Dataset items
>>>>
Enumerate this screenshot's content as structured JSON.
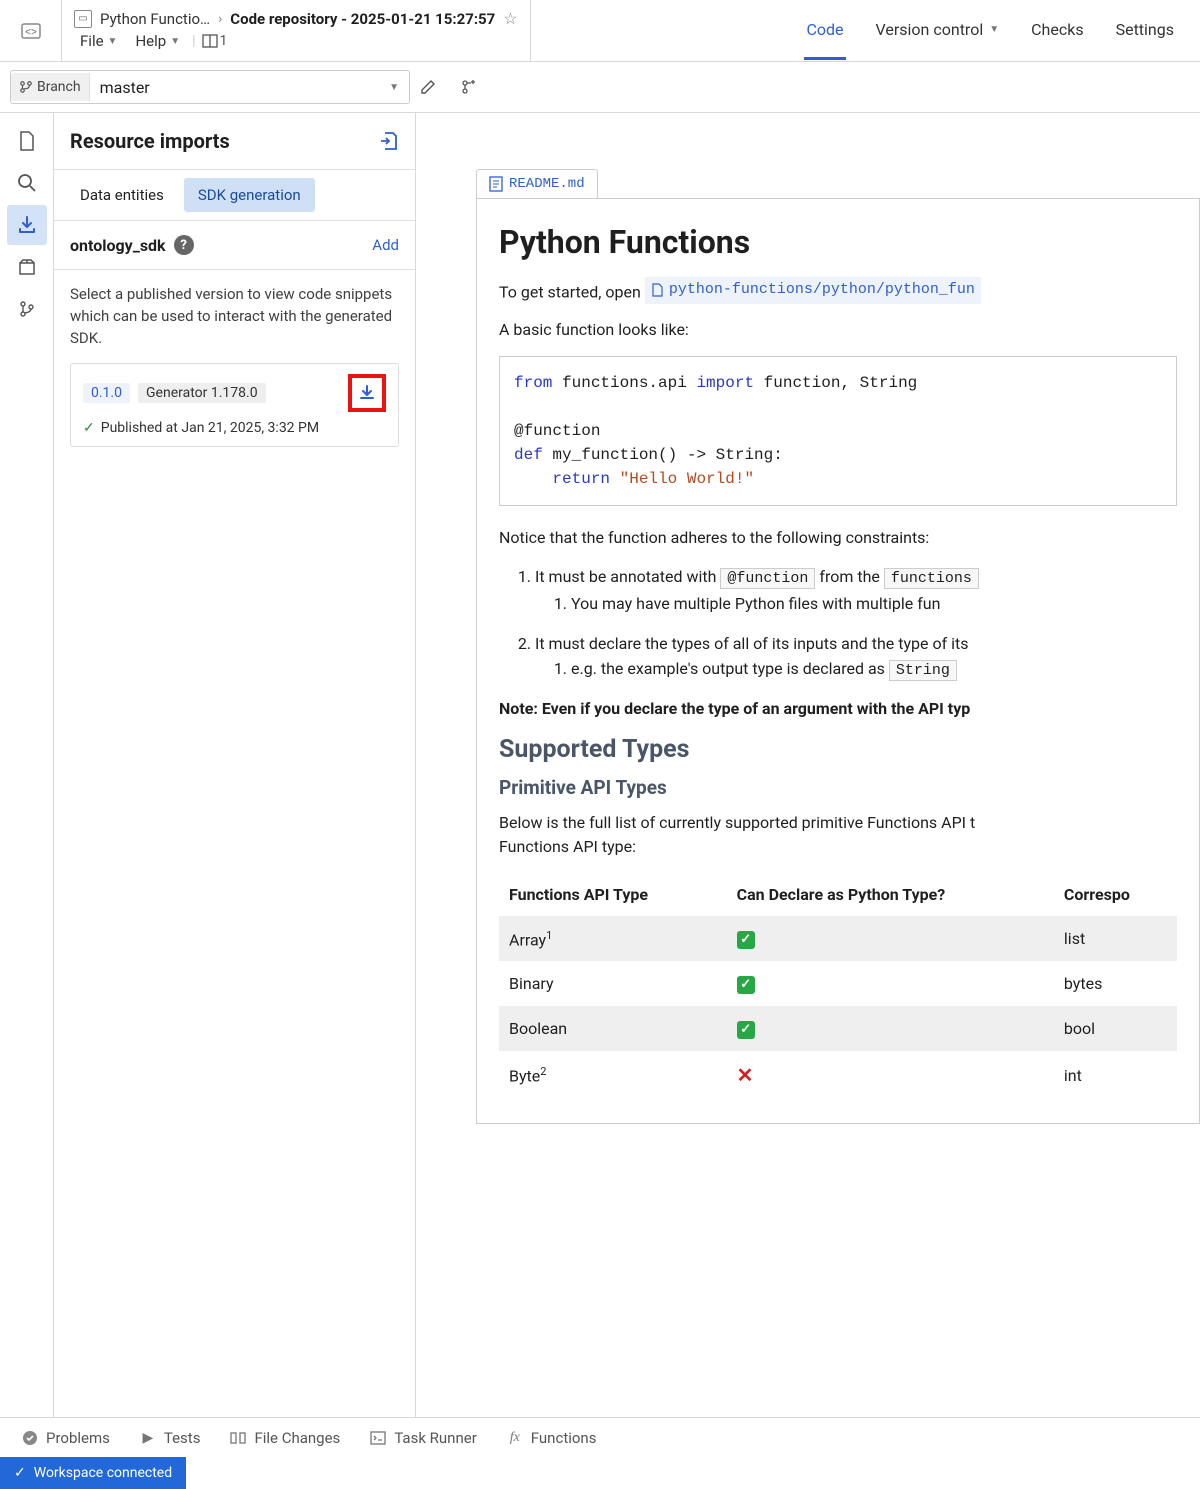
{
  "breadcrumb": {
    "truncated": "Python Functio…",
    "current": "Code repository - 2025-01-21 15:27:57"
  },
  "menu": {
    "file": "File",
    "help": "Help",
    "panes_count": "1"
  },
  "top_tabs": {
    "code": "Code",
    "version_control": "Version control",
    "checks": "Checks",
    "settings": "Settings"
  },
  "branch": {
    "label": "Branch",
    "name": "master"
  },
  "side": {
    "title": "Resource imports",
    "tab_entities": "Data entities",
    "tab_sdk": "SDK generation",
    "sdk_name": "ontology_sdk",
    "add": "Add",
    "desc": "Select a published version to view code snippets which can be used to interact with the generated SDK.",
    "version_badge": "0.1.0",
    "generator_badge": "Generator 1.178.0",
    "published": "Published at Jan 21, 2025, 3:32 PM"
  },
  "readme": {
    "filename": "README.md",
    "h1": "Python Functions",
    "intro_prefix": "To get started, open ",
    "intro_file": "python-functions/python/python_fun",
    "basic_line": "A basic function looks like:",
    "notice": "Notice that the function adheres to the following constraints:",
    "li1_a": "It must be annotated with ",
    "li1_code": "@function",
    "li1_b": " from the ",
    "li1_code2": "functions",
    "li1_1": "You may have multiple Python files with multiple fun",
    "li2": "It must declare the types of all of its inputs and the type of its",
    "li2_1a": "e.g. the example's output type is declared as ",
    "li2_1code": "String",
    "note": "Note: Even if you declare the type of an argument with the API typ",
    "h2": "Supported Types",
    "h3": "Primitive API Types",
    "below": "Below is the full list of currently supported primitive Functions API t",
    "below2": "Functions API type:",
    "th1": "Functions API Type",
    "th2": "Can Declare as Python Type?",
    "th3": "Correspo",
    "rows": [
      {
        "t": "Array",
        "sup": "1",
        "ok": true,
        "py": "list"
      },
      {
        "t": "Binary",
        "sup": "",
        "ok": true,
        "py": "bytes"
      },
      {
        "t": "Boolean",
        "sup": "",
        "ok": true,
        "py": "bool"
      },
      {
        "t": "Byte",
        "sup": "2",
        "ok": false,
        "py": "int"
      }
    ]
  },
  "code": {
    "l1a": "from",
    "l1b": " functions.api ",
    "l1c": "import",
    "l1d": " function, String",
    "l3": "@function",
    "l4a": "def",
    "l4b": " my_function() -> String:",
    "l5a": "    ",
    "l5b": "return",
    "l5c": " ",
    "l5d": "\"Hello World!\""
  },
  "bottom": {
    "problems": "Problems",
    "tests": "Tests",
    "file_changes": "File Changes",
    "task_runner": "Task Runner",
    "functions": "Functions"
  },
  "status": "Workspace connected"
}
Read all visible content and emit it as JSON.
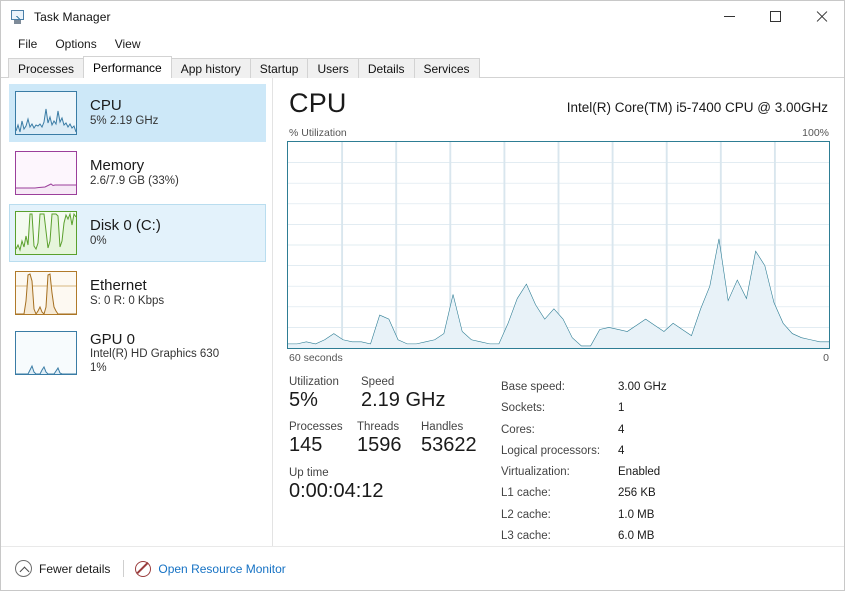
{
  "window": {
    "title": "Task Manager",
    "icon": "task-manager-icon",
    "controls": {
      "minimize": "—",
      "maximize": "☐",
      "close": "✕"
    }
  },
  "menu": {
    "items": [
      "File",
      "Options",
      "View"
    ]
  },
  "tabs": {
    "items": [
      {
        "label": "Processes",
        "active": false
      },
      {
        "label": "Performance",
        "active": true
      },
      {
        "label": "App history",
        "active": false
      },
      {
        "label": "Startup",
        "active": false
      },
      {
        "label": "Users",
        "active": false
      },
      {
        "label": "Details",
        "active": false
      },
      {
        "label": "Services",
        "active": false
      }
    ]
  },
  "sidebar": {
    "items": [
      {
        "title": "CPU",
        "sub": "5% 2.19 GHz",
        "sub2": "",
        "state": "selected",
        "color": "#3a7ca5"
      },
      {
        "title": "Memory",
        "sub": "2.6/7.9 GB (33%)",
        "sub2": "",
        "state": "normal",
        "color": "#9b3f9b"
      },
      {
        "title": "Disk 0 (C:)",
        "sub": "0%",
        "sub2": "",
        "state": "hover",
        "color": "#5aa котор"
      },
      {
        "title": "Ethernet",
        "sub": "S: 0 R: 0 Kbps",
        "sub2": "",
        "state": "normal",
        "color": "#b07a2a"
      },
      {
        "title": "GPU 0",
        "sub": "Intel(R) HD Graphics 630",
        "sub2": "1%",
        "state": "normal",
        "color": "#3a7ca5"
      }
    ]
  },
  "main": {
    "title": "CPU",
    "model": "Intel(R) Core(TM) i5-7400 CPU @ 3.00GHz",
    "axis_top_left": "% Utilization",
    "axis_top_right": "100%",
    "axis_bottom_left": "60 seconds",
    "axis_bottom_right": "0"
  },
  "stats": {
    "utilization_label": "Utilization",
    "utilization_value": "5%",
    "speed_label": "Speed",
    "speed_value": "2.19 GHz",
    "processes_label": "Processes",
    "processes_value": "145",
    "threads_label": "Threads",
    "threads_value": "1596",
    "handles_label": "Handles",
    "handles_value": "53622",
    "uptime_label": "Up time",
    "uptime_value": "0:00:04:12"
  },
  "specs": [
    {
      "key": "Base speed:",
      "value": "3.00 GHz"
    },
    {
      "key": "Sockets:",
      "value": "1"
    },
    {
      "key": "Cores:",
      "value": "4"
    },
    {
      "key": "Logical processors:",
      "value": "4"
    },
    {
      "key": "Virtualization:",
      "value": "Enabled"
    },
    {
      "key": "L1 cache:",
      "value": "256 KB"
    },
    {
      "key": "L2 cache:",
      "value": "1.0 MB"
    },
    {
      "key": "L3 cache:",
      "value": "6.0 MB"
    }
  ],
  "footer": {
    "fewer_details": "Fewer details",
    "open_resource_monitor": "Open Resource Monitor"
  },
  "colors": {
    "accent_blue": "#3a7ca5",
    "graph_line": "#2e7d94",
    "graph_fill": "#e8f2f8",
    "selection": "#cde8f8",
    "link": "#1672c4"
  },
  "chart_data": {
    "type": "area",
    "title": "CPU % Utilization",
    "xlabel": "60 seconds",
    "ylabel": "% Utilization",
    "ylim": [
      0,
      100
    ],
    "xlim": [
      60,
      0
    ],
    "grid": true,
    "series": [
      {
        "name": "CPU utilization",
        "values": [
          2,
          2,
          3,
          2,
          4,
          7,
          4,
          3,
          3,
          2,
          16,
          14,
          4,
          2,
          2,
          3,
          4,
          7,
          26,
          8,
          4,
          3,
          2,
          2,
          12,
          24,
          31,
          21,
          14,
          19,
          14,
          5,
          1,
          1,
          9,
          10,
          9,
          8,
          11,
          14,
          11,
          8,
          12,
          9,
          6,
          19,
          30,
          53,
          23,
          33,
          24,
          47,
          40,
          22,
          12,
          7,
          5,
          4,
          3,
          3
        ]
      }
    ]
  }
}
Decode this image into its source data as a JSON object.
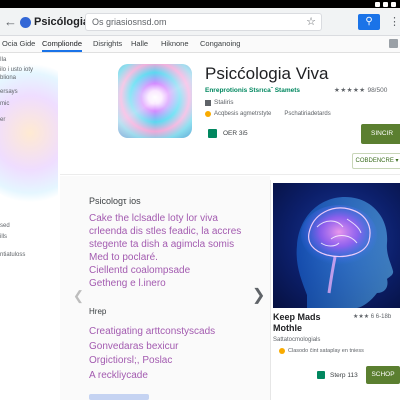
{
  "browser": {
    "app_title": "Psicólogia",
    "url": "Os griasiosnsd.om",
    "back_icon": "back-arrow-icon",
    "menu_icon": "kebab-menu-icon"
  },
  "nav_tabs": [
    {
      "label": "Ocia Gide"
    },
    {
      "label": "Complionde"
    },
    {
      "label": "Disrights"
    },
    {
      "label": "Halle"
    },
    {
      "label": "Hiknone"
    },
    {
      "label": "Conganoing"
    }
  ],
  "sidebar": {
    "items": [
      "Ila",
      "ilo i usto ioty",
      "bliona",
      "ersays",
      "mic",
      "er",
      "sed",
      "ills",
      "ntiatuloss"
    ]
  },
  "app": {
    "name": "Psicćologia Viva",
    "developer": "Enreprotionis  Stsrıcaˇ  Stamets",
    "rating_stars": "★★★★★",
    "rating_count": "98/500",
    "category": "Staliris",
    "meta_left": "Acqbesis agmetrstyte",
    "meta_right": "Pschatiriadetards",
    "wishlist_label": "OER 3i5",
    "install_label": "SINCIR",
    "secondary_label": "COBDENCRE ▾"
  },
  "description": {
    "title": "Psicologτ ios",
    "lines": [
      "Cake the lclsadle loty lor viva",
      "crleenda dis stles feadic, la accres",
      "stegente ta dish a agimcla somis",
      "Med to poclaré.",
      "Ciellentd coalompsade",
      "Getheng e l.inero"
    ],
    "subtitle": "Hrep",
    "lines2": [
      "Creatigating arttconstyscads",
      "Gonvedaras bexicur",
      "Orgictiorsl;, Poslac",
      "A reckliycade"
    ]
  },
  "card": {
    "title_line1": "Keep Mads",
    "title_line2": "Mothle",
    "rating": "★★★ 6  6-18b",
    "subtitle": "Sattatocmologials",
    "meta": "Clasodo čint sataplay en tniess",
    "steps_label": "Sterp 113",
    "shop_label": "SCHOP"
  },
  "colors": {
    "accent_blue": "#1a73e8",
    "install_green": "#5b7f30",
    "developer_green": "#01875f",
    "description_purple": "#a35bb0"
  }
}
<<<<
● PROBLEM DETAILS: Pick out each line containing the string "Resource" and copy it.

● WRITTEN RESPONSE:
    "title": "Resource imports",
    "open_resource_monitor": "Open Resource Monitor"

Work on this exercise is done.